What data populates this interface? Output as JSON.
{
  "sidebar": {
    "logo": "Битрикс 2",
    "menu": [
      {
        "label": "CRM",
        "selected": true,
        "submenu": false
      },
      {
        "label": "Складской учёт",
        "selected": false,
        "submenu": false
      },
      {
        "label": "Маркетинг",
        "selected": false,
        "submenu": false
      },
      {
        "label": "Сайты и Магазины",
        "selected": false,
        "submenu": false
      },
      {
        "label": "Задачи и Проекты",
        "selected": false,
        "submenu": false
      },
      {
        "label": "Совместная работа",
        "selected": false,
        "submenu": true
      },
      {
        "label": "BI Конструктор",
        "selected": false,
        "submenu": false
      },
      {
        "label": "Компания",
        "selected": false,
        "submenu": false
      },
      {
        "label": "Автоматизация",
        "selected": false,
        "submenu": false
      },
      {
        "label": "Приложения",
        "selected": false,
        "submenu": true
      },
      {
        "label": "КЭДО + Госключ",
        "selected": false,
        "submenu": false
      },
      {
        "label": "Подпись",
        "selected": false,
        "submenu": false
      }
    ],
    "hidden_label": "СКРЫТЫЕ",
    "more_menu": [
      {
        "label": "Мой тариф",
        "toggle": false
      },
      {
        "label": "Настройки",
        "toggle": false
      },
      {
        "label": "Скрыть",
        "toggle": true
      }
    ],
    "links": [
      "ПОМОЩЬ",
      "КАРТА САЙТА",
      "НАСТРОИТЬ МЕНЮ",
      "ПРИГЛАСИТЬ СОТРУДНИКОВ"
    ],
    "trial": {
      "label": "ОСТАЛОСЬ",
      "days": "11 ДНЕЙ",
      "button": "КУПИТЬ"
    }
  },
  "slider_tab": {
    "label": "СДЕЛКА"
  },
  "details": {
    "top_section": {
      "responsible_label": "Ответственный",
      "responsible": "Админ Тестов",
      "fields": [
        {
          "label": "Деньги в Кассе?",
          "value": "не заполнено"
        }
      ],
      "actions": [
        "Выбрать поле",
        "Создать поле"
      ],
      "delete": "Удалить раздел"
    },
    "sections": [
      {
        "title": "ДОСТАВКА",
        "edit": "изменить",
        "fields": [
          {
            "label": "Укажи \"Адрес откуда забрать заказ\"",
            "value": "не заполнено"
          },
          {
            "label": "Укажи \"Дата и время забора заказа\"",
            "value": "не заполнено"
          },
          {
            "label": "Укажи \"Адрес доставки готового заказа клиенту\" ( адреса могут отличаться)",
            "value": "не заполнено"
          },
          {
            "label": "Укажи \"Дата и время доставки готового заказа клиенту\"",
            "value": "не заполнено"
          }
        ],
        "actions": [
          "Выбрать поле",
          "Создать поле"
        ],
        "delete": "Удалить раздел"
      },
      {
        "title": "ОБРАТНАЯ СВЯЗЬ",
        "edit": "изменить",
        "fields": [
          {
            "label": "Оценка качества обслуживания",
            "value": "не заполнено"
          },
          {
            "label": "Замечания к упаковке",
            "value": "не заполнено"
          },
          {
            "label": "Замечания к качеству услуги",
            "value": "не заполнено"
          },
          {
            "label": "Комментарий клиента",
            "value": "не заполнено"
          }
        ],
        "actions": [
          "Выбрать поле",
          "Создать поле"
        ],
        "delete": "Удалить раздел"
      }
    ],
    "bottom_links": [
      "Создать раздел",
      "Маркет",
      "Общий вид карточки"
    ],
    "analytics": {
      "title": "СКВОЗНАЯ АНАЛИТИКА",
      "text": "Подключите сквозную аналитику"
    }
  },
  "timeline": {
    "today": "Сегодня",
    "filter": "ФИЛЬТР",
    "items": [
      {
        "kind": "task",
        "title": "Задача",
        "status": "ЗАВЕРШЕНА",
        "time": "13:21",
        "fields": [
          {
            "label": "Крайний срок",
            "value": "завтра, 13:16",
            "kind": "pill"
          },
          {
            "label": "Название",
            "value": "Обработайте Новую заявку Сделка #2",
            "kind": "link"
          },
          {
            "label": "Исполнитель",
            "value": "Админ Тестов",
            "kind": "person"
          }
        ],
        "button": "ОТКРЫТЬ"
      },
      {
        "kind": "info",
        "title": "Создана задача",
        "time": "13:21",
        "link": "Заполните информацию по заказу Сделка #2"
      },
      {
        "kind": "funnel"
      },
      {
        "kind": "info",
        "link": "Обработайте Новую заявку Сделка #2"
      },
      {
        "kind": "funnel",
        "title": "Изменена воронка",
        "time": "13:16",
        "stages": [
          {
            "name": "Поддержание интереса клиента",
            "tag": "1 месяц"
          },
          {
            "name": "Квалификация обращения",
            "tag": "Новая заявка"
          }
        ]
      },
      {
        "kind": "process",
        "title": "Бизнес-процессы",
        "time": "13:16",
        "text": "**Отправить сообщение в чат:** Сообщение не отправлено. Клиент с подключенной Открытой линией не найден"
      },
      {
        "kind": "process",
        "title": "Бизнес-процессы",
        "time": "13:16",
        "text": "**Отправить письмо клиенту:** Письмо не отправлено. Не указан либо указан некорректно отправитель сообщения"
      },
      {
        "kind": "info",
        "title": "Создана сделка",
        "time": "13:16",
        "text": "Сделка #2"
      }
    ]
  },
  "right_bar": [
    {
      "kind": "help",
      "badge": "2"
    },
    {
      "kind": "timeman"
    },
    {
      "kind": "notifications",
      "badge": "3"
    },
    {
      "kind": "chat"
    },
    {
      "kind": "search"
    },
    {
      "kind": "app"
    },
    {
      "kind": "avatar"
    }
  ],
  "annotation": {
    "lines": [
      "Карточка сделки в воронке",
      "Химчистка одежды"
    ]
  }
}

- - - - -

Brief.
Repeat each record in full; every line must match exactly.

Answer to this problem.
What data populates this interface? Output as JSON.
{
  "sidebar": {
    "logo": "Битрикс 2",
    "menu": [
      {
        "label": "CRM",
        "selected": true,
        "submenu": false
      },
      {
        "label": "Складской учёт",
        "selected": false,
        "submenu": false
      },
      {
        "label": "Маркетинг",
        "selected": false,
        "submenu": false
      },
      {
        "label": "Сайты и Магазины",
        "selected": false,
        "submenu": false
      },
      {
        "label": "Задачи и Проекты",
        "selected": false,
        "submenu": false
      },
      {
        "label": "Совместная работа",
        "selected": false,
        "submenu": true
      },
      {
        "label": "BI Конструктор",
        "selected": false,
        "submenu": false
      },
      {
        "label": "Компания",
        "selected": false,
        "submenu": false
      },
      {
        "label": "Автоматизация",
        "selected": false,
        "submenu": false
      },
      {
        "label": "Приложения",
        "selected": false,
        "submenu": true
      },
      {
        "label": "КЭДО + Госключ",
        "selected": false,
        "submenu": false
      },
      {
        "label": "Подпись",
        "selected": false,
        "submenu": false
      }
    ],
    "hidden_label": "СКРЫТЫЕ",
    "more_menu": [
      {
        "label": "Мой тариф",
        "toggle": false
      },
      {
        "label": "Настройки",
        "toggle": false
      },
      {
        "label": "Скрыть",
        "toggle": true
      }
    ],
    "links": [
      "ПОМОЩЬ",
      "КАРТА САЙТА",
      "НАСТРОИТЬ МЕНЮ",
      "ПРИГЛАСИТЬ СОТРУДНИКОВ"
    ],
    "trial": {
      "label": "ОСТАЛОСЬ",
      "days": "11 ДНЕЙ",
      "button": "КУПИТЬ"
    }
  },
  "slider_tab": {
    "label": "СДЕЛКА"
  },
  "details": {
    "top_section": {
      "responsible_label": "Ответственный",
      "responsible": "Админ Тестов",
      "fields": [
        {
          "label": "Деньги в Кассе?",
          "value": "не заполнено"
        }
      ],
      "actions": [
        "Выбрать поле",
        "Создать поле"
      ],
      "delete": "Удалить раздел"
    },
    "sections": [
      {
        "title": "ДОСТАВКА",
        "edit": "изменить",
        "fields": [
          {
            "label": "Укажи \"Адрес откуда забрать заказ\"",
            "value": "не заполнено"
          },
          {
            "label": "Укажи \"Дата и время забора заказа\"",
            "value": "не заполнено"
          },
          {
            "label": "Укажи \"Адрес доставки готового заказа клиенту\" ( адреса могут отличаться)",
            "value": "не заполнено"
          },
          {
            "label": "Укажи \"Дата и время доставки готового заказа клиенту\"",
            "value": "не заполнено"
          }
        ],
        "actions": [
          "Выбрать поле",
          "Создать поле"
        ],
        "delete": "Удалить раздел"
      },
      {
        "title": "ОБРАТНАЯ СВЯЗЬ",
        "edit": "изменить",
        "fields": [
          {
            "label": "Оценка качества обслуживания",
            "value": "не заполнено"
          },
          {
            "label": "Замечания к упаковке",
            "value": "не заполнено"
          },
          {
            "label": "Замечания к качеству услуги",
            "value": "не заполнено"
          },
          {
            "label": "Комментарий клиента",
            "value": "не заполнено"
          }
        ],
        "actions": [
          "Выбрать поле",
          "Создать поле"
        ],
        "delete": "Удалить раздел"
      }
    ],
    "bottom_links": [
      "Создать раздел",
      "Маркет",
      "Общий вид карточки"
    ],
    "analytics": {
      "title": "СКВОЗНАЯ АНАЛИТИКА",
      "text": "Подключите сквозную аналитику"
    }
  },
  "timeline": {
    "today": "Сегодня",
    "filter": "ФИЛЬТР",
    "items": [
      {
        "kind": "task",
        "title": "Задача",
        "status": "ЗАВЕРШЕНА",
        "time": "13:21",
        "fields": [
          {
            "label": "Крайний срок",
            "value": "завтра, 13:16",
            "kind": "pill"
          },
          {
            "label": "Название",
            "value": "Обработайте Новую заявку Сделка #2",
            "kind": "link"
          },
          {
            "label": "Исполнитель",
            "value": "Админ Тестов",
            "kind": "person"
          }
        ],
        "button": "ОТКРЫТЬ"
      },
      {
        "kind": "info",
        "title": "Создана задача",
        "time": "13:21",
        "link": "Заполните информацию по заказу Сделка #2"
      },
      {
        "kind": "funnel"
      },
      {
        "kind": "info",
        "link": "Обработайте Новую заявку Сделка #2"
      },
      {
        "kind": "funnel",
        "title": "Изменена воронка",
        "time": "13:16",
        "stages": [
          {
            "name": "Поддержание интереса клиента",
            "tag": "1 месяц"
          },
          {
            "name": "Квалификация обращения",
            "tag": "Новая заявка"
          }
        ]
      },
      {
        "kind": "process",
        "title": "Бизнес-процессы",
        "time": "13:16",
        "text": "**Отправить сообщение в чат:** Сообщение не отправлено. Клиент с подключенной Открытой линией не найден"
      },
      {
        "kind": "process",
        "title": "Бизнес-процессы",
        "time": "13:16",
        "text": "**Отправить письмо клиенту:** Письмо не отправлено. Не указан либо указан некорректно отправитель сообщения"
      },
      {
        "kind": "info",
        "title": "Создана сделка",
        "time": "13:16",
        "text": "Сделка #2"
      }
    ]
  },
  "right_bar": [
    {
      "kind": "help",
      "badge": "2"
    },
    {
      "kind": "timeman"
    },
    {
      "kind": "notifications",
      "badge": "3"
    },
    {
      "kind": "chat"
    },
    {
      "kind": "search"
    },
    {
      "kind": "app"
    },
    {
      "kind": "avatar"
    }
  ],
  "annotation": {
    "lines": [
      "Карточка сделки в воронке",
      "Химчистка одежды"
    ]
  }
}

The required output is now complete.